→ PROBLEM REQUIREMENTS: Identify the lines holding "this" and copy them.

→ SOURCE MATERIAL:
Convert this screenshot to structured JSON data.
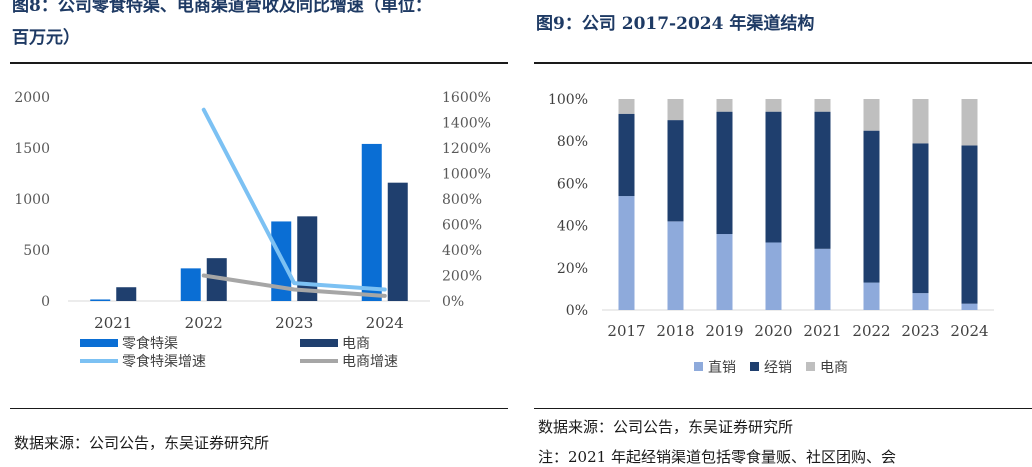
{
  "left": {
    "title_line1": "图8：公司零食特渠、电商渠道营收及同比增速（单位：",
    "title_line2": "百万元）",
    "source": "数据来源：公司公告，东吴证券研究所"
  },
  "right": {
    "title": "图9：公司 2017-2024 年渠道结构",
    "source": "数据来源：公司公告，东吴证券研究所",
    "note": "注：2021 年起经销渠道包括零食量贩、社区团购、会"
  },
  "chart_data": [
    {
      "type": "bar",
      "title": "",
      "categories": [
        "2021",
        "2022",
        "2023",
        "2024"
      ],
      "series": [
        {
          "name": "零食特渠",
          "values": [
            15,
            320,
            780,
            1540
          ],
          "color": "#0a6ed4",
          "axis": "left"
        },
        {
          "name": "电商",
          "values": [
            135,
            420,
            830,
            1160
          ],
          "color": "#1f3f6e",
          "axis": "left"
        },
        {
          "name": "零食特渠增速",
          "type": "line",
          "values": [
            null,
            1500,
            140,
            90
          ],
          "color": "#7cc1f3",
          "axis": "right"
        },
        {
          "name": "电商增速",
          "type": "line",
          "values": [
            null,
            200,
            90,
            40
          ],
          "color": "#a6a6a6",
          "axis": "right"
        }
      ],
      "yticks_left": [
        "2000",
        "1500",
        "1000",
        "500",
        "0"
      ],
      "ylim_left": [
        0,
        2000
      ],
      "yticks_right": [
        "1600%",
        "1400%",
        "1200%",
        "1000%",
        "800%",
        "600%",
        "400%",
        "200%",
        "0%"
      ],
      "ylim_right": [
        0,
        1600
      ],
      "legend": "bottom"
    },
    {
      "type": "bar",
      "stacked": true,
      "title": "",
      "categories": [
        "2017",
        "2018",
        "2019",
        "2020",
        "2021",
        "2022",
        "2023",
        "2024"
      ],
      "series": [
        {
          "name": "直销",
          "values": [
            54,
            42,
            36,
            32,
            29,
            13,
            8,
            3
          ],
          "color": "#8eaadb"
        },
        {
          "name": "经销",
          "values": [
            39,
            48,
            58,
            62,
            65,
            72,
            71,
            75
          ],
          "color": "#1f3f6e"
        },
        {
          "name": "电商",
          "values": [
            7,
            10,
            6,
            6,
            6,
            15,
            21,
            22
          ],
          "color": "#bfbfbf"
        }
      ],
      "yticks": [
        "100%",
        "80%",
        "60%",
        "40%",
        "20%",
        "0%"
      ],
      "ylim": [
        0,
        100
      ],
      "legend": "bottom"
    }
  ]
}
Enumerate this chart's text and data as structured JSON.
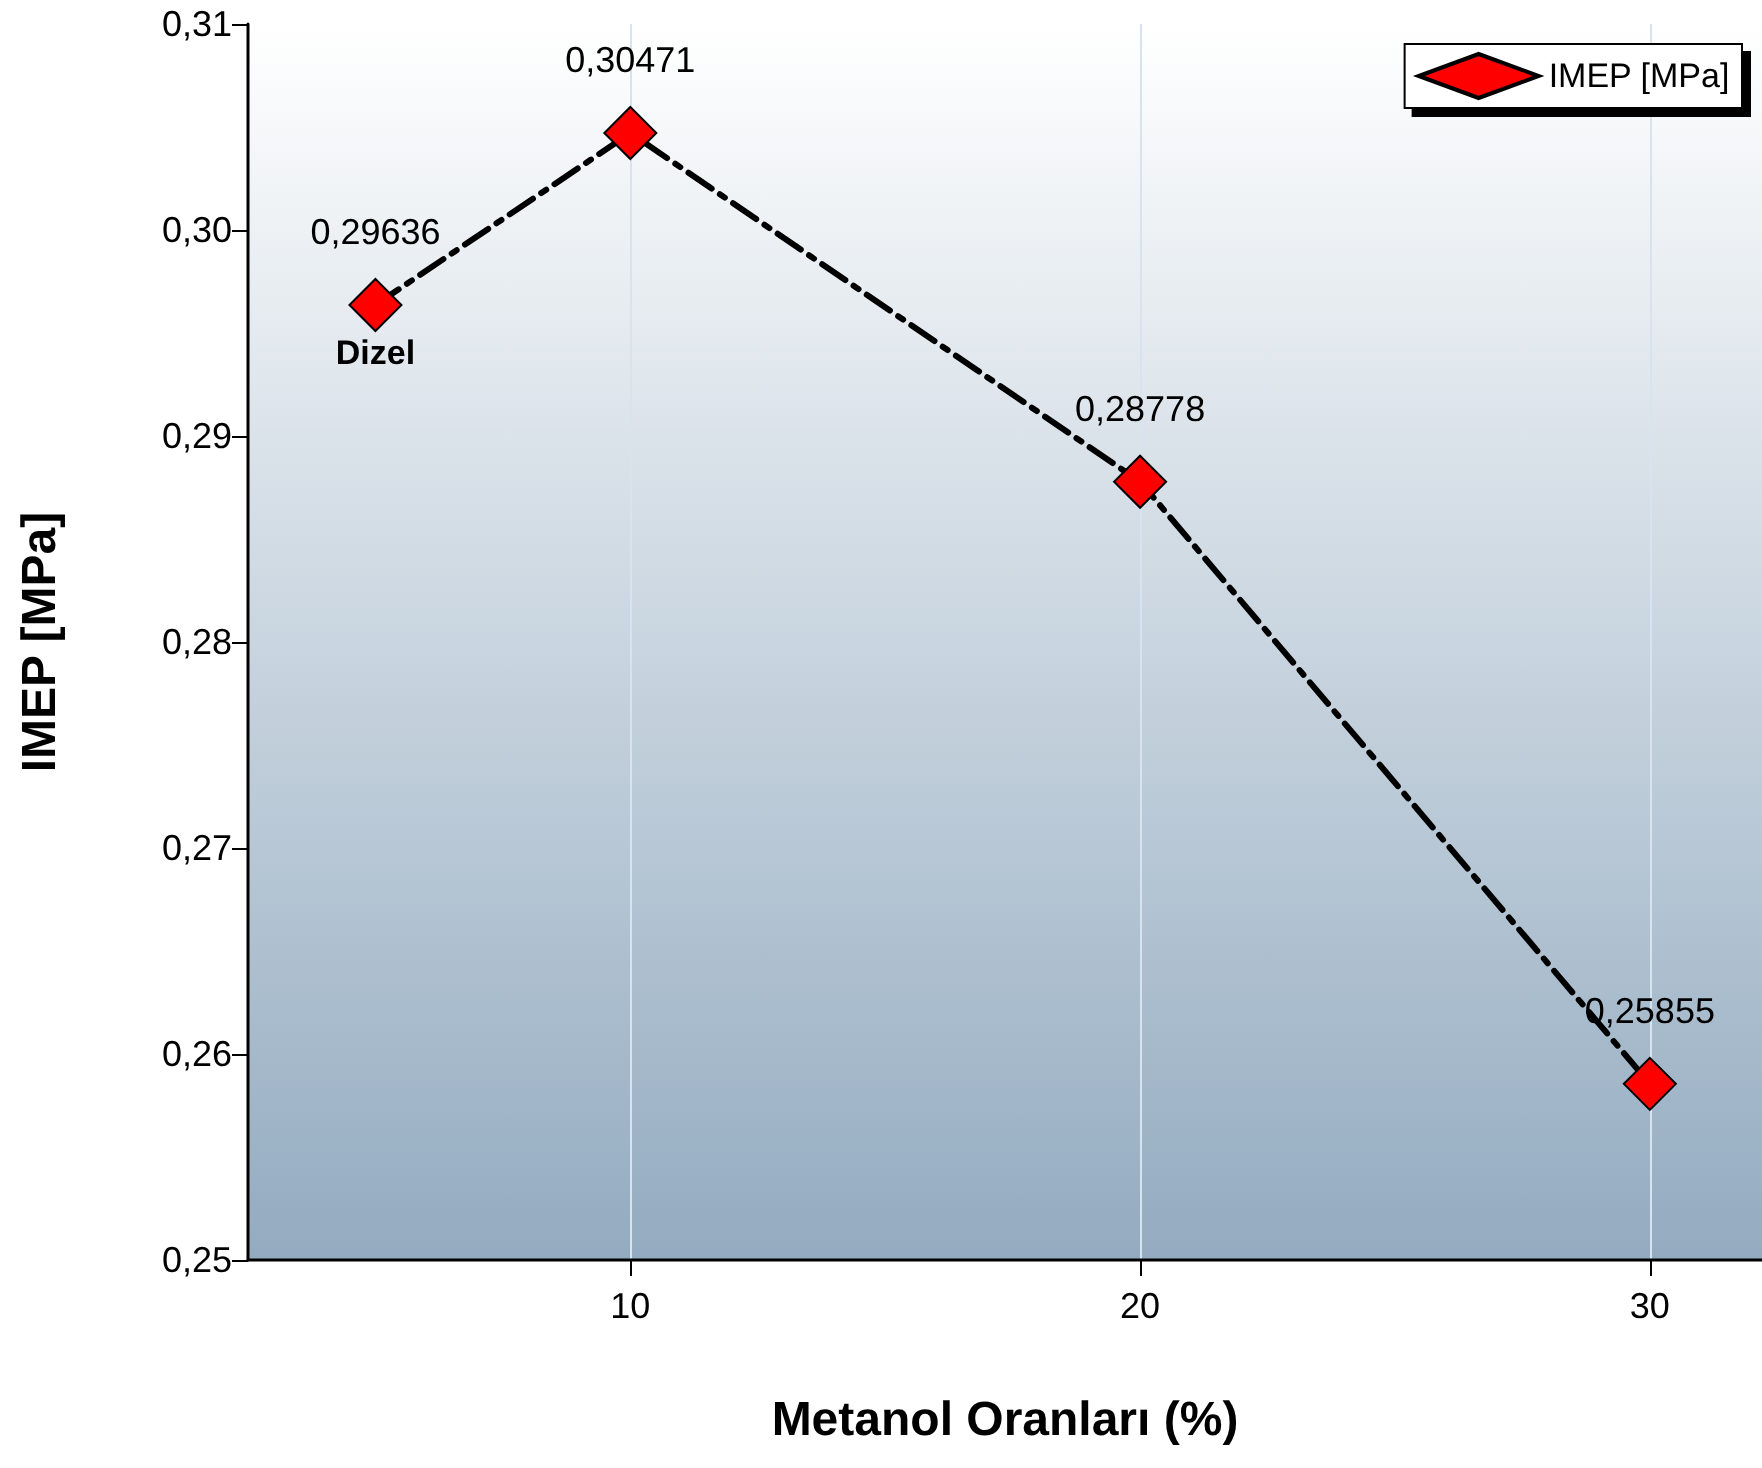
{
  "chart_data": {
    "type": "line",
    "xlabel": "Metanol Oranları (%)",
    "ylabel": "IMEP [MPa]",
    "x": [
      5,
      10,
      20,
      30
    ],
    "series": [
      {
        "name": "IMEP [MPa]",
        "color": "#ff0000",
        "values": [
          0.29636,
          0.30471,
          0.28778,
          0.25855
        ],
        "value_labels": [
          "0,29636",
          "0,30471",
          "0,28778",
          "0,25855"
        ]
      }
    ],
    "xlim": [
      2.5,
      32.2
    ],
    "xticks": [
      10,
      20,
      30
    ],
    "ylim": [
      0.25,
      0.31
    ],
    "yticks": [
      {
        "value": 0.25,
        "label": "0,25"
      },
      {
        "value": 0.26,
        "label": "0,26"
      },
      {
        "value": 0.27,
        "label": "0,27"
      },
      {
        "value": 0.28,
        "label": "0,28"
      },
      {
        "value": 0.29,
        "label": "0,29"
      },
      {
        "value": 0.3,
        "label": "0,30"
      },
      {
        "value": 0.31,
        "label": "0,31"
      }
    ],
    "annotations": [
      {
        "text": "Dizel",
        "x": 5,
        "y": 0.29636
      }
    ],
    "grid": "x",
    "legend": "top right",
    "marker": "diamond",
    "line_style": "dashed"
  }
}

→ ANSWER:
Convert this screenshot to structured JSON data.
Enumerate this chart's text and data as structured JSON.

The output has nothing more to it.